Show each line of the data below that has the string "我想同学们都懂" in it.

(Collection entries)
▼
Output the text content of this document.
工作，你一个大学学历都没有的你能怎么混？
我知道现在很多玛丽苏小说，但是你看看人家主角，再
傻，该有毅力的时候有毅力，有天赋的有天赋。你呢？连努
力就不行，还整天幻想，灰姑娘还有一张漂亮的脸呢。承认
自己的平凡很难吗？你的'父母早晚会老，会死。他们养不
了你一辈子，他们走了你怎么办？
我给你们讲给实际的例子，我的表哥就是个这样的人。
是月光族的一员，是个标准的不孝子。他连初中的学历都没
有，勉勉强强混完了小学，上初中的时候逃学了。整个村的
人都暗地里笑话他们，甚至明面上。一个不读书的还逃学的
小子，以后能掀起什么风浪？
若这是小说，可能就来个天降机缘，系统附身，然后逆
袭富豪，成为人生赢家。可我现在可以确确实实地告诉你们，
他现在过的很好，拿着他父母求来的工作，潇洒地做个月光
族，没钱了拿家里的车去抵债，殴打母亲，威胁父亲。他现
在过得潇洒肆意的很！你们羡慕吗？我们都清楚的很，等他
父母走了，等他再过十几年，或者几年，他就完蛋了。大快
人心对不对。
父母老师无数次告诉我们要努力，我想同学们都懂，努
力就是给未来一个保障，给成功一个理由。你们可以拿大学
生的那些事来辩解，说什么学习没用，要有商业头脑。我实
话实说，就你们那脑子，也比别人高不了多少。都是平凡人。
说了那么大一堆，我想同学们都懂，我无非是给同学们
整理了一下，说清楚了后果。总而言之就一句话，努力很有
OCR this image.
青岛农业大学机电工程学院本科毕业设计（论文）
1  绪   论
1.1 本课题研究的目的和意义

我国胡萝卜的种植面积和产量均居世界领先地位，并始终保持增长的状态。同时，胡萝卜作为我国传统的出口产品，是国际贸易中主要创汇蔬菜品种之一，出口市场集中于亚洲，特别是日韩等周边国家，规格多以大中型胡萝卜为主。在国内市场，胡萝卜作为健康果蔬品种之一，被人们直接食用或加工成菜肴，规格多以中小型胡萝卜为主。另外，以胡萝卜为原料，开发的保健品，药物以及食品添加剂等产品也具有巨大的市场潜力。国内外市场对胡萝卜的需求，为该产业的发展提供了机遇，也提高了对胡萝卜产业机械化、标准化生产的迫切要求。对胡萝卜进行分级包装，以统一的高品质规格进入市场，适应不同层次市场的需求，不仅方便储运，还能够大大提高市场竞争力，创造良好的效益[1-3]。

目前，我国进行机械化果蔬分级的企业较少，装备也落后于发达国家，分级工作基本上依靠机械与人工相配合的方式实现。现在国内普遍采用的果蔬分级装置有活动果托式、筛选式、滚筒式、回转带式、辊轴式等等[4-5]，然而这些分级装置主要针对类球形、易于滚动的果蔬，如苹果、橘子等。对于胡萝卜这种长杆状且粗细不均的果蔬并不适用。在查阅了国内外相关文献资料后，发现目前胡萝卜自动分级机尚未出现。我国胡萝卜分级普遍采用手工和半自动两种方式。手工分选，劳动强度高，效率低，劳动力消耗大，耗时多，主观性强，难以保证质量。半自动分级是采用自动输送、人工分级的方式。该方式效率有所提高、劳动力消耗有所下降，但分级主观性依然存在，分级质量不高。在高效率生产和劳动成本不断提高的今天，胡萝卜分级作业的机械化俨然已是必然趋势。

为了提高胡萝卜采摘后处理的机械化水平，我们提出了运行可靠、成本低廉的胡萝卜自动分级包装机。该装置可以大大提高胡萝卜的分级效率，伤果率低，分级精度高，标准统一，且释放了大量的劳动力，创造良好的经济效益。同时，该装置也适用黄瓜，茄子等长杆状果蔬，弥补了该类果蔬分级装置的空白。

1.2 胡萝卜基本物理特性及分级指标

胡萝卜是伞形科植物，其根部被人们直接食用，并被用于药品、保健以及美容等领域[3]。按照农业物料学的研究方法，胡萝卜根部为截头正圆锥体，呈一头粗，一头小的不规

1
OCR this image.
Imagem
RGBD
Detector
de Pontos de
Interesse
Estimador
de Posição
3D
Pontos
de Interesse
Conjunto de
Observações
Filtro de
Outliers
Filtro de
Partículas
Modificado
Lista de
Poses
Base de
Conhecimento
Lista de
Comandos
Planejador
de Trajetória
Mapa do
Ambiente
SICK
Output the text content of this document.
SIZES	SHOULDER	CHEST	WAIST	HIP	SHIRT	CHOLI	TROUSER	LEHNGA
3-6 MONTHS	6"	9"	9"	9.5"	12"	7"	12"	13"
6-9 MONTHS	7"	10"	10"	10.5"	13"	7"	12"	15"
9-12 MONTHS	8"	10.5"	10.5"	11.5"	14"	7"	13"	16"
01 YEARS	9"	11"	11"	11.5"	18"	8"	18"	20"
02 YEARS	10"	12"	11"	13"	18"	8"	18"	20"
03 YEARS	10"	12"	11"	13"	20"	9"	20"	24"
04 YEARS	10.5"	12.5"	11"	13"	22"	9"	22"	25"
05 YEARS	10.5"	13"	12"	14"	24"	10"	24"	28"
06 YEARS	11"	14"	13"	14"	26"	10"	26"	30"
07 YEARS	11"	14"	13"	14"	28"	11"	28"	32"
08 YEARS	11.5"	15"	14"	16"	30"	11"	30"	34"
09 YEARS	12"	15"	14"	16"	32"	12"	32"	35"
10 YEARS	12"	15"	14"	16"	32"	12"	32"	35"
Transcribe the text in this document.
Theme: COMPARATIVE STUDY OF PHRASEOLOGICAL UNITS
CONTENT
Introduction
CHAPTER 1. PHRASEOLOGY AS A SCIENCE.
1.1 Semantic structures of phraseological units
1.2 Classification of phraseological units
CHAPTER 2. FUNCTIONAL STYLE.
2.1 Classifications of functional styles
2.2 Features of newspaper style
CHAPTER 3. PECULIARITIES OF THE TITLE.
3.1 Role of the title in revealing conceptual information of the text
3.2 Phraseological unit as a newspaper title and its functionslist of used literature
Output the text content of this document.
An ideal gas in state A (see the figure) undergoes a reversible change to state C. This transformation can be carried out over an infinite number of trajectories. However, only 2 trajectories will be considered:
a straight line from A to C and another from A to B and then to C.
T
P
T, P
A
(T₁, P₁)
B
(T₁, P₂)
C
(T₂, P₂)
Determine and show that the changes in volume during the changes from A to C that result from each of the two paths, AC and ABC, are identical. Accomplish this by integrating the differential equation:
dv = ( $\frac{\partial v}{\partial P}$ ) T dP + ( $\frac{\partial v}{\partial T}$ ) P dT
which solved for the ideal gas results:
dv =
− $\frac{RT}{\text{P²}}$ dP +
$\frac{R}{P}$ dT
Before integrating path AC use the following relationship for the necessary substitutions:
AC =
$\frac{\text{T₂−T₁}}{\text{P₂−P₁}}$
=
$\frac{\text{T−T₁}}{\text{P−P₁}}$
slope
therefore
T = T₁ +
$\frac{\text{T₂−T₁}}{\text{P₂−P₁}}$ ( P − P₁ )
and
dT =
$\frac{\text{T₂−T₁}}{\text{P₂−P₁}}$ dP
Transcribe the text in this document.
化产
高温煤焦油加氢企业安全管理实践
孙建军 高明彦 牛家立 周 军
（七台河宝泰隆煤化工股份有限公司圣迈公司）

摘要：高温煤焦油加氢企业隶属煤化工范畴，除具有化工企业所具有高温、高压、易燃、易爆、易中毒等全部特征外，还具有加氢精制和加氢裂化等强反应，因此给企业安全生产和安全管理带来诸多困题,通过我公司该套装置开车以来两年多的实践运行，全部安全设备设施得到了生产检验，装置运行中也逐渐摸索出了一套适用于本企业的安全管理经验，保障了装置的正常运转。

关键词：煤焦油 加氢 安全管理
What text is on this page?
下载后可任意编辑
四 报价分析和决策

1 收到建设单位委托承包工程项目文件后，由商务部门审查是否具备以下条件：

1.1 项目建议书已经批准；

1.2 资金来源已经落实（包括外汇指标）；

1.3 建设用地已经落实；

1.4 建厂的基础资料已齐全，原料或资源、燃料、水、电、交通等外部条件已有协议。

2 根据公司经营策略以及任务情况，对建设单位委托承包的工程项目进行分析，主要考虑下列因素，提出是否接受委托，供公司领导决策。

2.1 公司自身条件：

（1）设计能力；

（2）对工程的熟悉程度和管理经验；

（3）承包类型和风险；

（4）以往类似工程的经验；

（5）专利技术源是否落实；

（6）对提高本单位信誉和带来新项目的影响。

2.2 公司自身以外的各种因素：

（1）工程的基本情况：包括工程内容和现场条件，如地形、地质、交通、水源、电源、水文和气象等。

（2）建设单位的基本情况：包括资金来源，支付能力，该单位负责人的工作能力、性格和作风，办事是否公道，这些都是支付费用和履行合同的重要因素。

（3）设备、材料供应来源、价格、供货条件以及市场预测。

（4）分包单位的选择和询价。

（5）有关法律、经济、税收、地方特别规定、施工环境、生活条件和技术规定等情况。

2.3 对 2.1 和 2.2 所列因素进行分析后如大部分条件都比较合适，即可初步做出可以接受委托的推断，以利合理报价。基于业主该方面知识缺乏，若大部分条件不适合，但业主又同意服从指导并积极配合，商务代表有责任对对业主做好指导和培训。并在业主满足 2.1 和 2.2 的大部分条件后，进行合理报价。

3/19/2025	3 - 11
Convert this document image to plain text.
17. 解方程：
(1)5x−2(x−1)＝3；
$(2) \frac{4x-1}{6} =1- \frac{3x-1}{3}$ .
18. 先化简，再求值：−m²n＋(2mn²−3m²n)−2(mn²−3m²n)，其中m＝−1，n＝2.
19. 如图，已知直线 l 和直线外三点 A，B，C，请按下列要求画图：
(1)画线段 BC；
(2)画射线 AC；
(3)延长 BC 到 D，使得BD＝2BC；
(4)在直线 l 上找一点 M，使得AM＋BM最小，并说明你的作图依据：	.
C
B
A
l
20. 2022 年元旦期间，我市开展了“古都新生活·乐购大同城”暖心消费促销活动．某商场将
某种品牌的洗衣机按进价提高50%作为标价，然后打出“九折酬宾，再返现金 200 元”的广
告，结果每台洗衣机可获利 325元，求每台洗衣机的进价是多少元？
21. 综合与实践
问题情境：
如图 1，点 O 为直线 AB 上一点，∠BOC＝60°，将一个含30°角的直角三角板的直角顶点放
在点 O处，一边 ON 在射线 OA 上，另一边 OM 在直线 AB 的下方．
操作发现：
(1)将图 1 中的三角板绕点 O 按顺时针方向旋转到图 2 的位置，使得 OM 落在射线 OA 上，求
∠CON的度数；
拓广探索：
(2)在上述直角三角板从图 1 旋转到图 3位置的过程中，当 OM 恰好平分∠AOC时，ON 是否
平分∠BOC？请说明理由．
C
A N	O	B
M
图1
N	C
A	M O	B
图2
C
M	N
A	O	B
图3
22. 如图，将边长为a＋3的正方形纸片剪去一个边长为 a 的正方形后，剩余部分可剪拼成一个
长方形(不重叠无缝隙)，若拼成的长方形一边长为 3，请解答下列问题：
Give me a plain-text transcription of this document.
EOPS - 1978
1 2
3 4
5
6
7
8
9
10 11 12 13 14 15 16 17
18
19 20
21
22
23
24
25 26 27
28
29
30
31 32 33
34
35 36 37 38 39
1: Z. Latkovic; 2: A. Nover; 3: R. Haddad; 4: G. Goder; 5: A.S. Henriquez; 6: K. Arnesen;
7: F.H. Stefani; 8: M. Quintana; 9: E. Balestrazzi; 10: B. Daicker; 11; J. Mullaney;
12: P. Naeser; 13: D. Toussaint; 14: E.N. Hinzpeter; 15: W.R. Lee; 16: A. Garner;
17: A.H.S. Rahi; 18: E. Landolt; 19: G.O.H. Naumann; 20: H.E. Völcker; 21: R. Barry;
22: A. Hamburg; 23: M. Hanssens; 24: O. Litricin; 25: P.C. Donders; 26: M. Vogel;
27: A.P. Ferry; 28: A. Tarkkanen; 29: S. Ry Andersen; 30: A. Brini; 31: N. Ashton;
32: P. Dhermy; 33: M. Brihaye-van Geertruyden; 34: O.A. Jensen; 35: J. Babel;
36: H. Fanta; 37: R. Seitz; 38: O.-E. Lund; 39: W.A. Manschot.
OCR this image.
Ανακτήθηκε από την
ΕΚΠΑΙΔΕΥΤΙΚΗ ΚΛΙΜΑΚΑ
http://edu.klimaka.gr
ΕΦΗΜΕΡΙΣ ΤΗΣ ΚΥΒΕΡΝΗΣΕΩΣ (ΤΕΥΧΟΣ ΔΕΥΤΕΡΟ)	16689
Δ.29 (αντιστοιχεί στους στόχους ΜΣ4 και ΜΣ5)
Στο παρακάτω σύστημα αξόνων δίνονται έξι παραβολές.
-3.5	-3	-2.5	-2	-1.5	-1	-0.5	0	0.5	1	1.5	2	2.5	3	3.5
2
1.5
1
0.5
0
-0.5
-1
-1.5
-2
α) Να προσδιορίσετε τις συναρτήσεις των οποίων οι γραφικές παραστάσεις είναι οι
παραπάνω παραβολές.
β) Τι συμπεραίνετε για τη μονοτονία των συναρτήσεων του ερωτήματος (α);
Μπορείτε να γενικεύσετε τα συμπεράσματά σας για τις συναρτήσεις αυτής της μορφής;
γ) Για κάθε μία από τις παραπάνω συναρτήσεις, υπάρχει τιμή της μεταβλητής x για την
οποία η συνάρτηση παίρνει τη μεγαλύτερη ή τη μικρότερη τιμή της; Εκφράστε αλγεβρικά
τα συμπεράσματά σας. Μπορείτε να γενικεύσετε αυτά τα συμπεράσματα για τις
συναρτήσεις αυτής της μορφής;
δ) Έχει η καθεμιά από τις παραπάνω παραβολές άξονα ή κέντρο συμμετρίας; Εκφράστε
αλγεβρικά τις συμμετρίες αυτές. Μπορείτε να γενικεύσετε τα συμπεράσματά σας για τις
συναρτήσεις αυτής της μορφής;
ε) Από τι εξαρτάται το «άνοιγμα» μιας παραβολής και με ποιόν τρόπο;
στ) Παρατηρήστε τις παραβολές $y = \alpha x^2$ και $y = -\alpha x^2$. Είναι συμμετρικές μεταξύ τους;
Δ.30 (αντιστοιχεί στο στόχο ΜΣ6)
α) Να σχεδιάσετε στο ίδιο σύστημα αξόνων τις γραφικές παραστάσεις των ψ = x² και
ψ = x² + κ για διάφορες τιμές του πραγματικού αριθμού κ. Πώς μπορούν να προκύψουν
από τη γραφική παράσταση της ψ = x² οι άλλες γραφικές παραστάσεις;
▲
→ Task solution
父母老师无数次告诉我们要努力，我想同学们都懂，努
说了那么大一堆，我想同学们都懂，我无非是给同学们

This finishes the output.